Instruction.
A single number is the answer here: how many lines of the entries contain "this"?

Supplied information.
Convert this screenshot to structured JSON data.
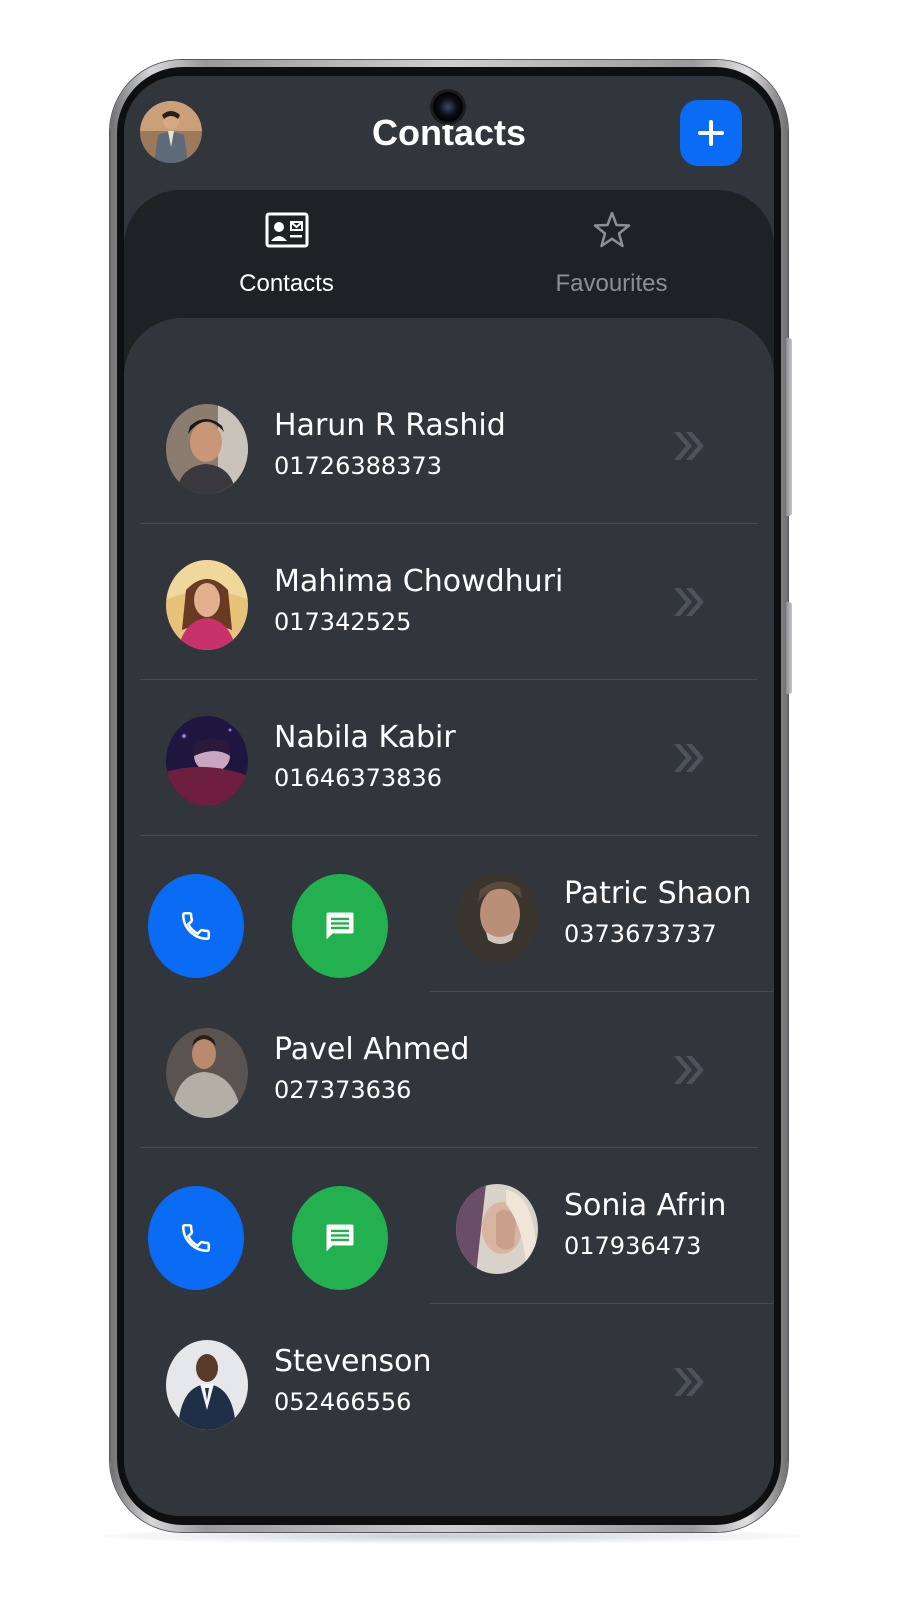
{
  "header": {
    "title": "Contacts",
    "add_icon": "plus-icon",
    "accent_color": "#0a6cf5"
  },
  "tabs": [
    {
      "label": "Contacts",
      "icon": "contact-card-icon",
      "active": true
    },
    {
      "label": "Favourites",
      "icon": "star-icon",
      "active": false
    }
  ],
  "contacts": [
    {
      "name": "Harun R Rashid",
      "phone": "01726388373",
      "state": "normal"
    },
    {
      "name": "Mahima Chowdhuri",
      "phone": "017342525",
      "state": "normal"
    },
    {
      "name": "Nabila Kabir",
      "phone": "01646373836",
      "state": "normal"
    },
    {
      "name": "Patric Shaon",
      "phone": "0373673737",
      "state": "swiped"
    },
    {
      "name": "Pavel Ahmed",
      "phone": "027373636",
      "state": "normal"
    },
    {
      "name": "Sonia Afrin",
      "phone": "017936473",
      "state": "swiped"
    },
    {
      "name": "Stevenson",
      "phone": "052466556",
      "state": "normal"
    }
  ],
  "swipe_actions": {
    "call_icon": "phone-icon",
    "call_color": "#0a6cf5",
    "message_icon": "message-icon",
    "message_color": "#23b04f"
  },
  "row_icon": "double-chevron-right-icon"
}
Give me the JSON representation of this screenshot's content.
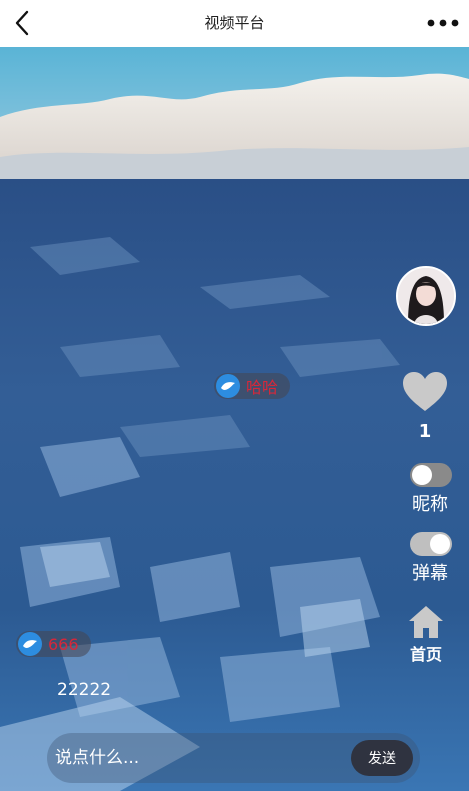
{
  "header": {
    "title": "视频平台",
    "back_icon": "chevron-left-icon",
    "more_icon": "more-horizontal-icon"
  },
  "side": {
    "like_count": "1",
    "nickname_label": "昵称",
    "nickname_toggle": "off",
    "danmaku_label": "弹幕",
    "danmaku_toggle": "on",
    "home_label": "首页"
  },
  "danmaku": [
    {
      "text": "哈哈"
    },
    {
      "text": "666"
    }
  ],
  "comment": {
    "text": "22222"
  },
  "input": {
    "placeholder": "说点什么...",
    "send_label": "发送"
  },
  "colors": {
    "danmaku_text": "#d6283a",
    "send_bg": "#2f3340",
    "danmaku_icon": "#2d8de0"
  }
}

Solved problem.
2